THE REQUEST
Would you quote every entry exactly, dropping only the pictures?

DATA FOR THE TASK
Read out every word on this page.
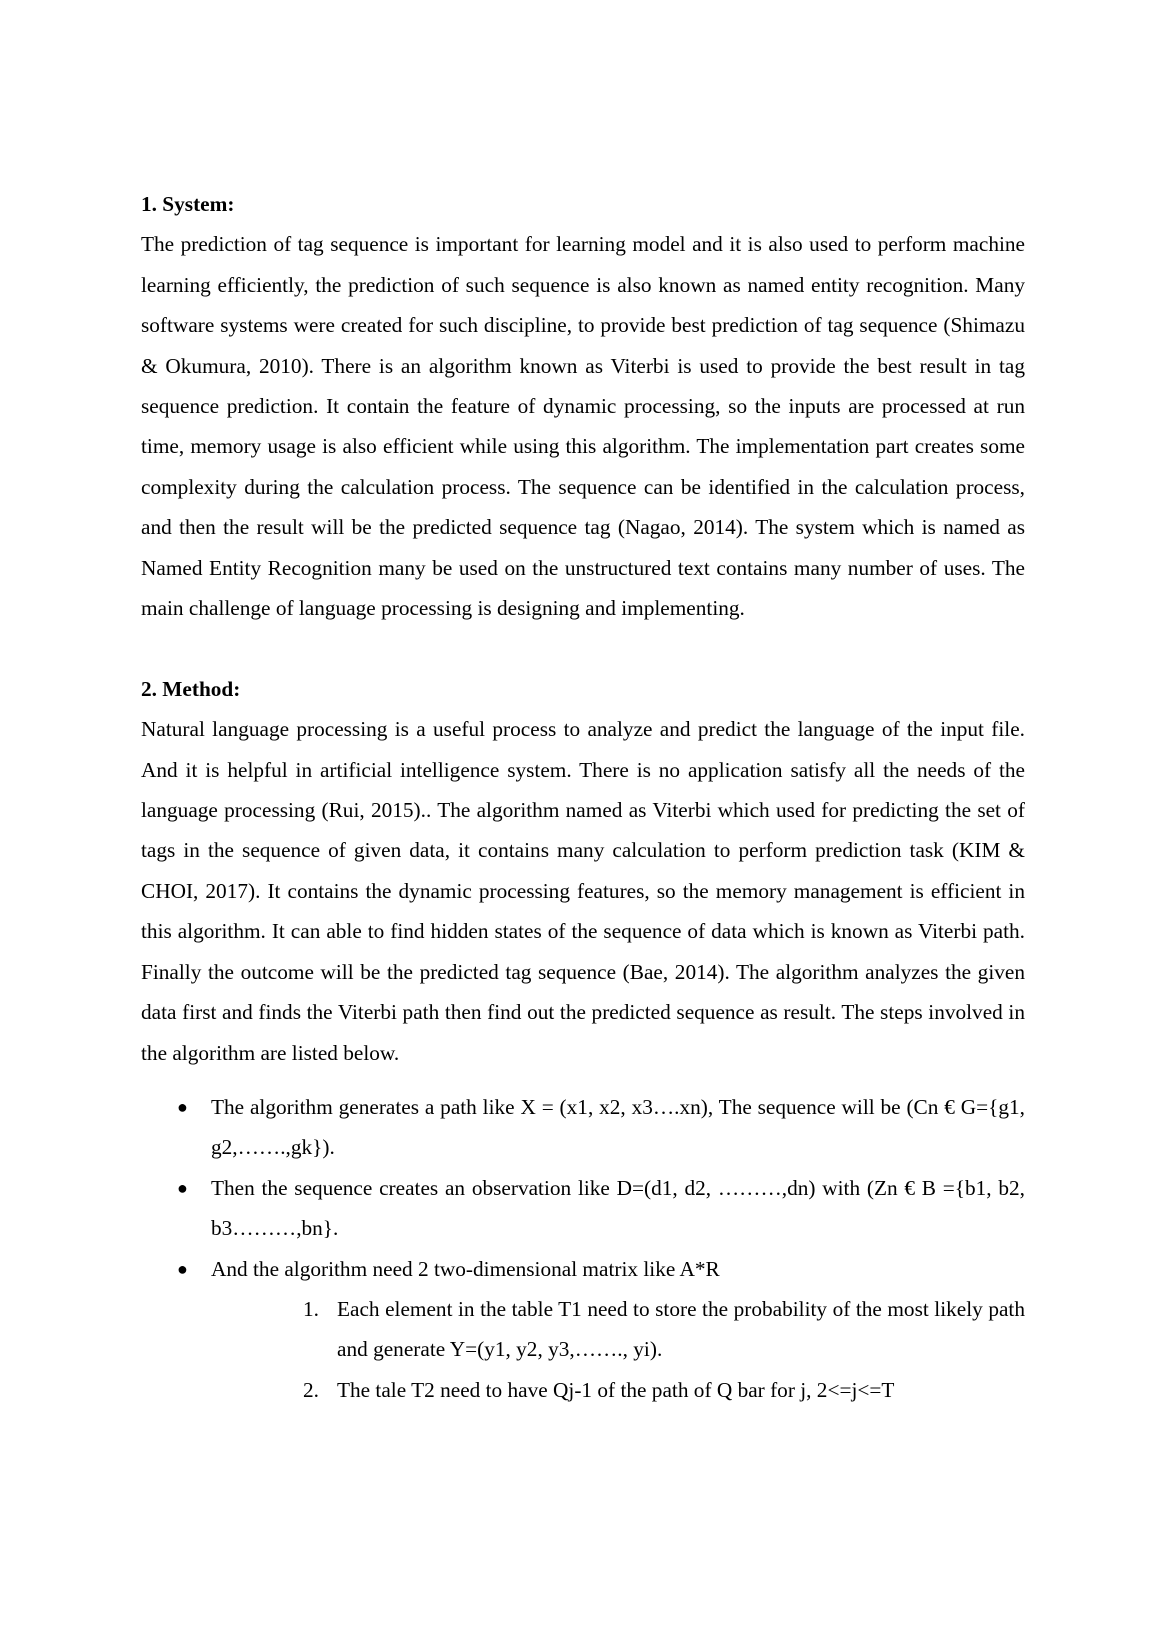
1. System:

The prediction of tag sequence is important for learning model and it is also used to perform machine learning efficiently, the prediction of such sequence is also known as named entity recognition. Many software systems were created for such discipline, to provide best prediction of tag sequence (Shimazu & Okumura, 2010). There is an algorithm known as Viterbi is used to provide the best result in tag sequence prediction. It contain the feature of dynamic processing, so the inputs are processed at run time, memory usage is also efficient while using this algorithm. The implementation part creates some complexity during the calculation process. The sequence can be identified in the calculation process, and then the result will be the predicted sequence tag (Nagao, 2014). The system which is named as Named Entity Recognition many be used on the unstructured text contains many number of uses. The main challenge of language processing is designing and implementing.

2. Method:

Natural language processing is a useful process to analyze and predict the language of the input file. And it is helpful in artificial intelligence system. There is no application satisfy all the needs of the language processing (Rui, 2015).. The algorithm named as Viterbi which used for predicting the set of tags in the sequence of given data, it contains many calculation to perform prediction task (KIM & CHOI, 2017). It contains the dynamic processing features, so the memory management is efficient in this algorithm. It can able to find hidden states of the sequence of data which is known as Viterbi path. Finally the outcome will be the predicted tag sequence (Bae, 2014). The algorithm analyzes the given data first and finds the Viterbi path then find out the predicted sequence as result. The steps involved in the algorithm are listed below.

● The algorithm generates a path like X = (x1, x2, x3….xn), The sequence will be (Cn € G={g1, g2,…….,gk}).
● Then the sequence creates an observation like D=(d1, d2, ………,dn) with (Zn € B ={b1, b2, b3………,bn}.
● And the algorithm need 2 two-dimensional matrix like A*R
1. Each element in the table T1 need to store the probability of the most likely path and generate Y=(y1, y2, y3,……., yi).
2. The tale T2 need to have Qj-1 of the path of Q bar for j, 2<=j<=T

FULL RESPONSE
Read out every word on this page.
1. System:

The prediction of tag sequence is important for learning model and it is also used to perform machine learning efficiently, the prediction of such sequence is also known as named entity recognition. Many software systems were created for such discipline, to provide best prediction of tag sequence (Shimazu & Okumura, 2010). There is an algorithm known as Viterbi is used to provide the best result in tag sequence prediction. It contain the feature of dynamic processing, so the inputs are processed at run time, memory usage is also efficient while using this algorithm. The implementation part creates some complexity during the calculation process. The sequence can be identified in the calculation process, and then the result will be the predicted sequence tag (Nagao, 2014). The system which is named as Named Entity Recognition many be used on the unstructured text contains many number of uses. The main challenge of language processing is designing and implementing.

2. Method:

Natural language processing is a useful process to analyze and predict the language of the input file. And it is helpful in artificial intelligence system. There is no application satisfy all the needs of the language processing (Rui, 2015).. The algorithm named as Viterbi which used for predicting the set of tags in the sequence of given data, it contains many calculation to perform prediction task (KIM & CHOI, 2017). It contains the dynamic processing features, so the memory management is efficient in this algorithm. It can able to find hidden states of the sequence of data which is known as Viterbi path. Finally the outcome will be the predicted tag sequence (Bae, 2014). The algorithm analyzes the given data first and finds the Viterbi path then find out the predicted sequence as result. The steps involved in the algorithm are listed below.

● The algorithm generates a path like X = (x1, x2, x3….xn), The sequence will be (Cn € G={g1, g2,…….,gk}).
● Then the sequence creates an observation like D=(d1, d2, ………,dn) with (Zn € B ={b1, b2, b3………,bn}.
● And the algorithm need 2 two-dimensional matrix like A*R
1. Each element in the table T1 need to store the probability of the most likely path and generate Y=(y1, y2, y3,……., yi).
2. The tale T2 need to have Qj-1 of the path of Q bar for j, 2<=j<=T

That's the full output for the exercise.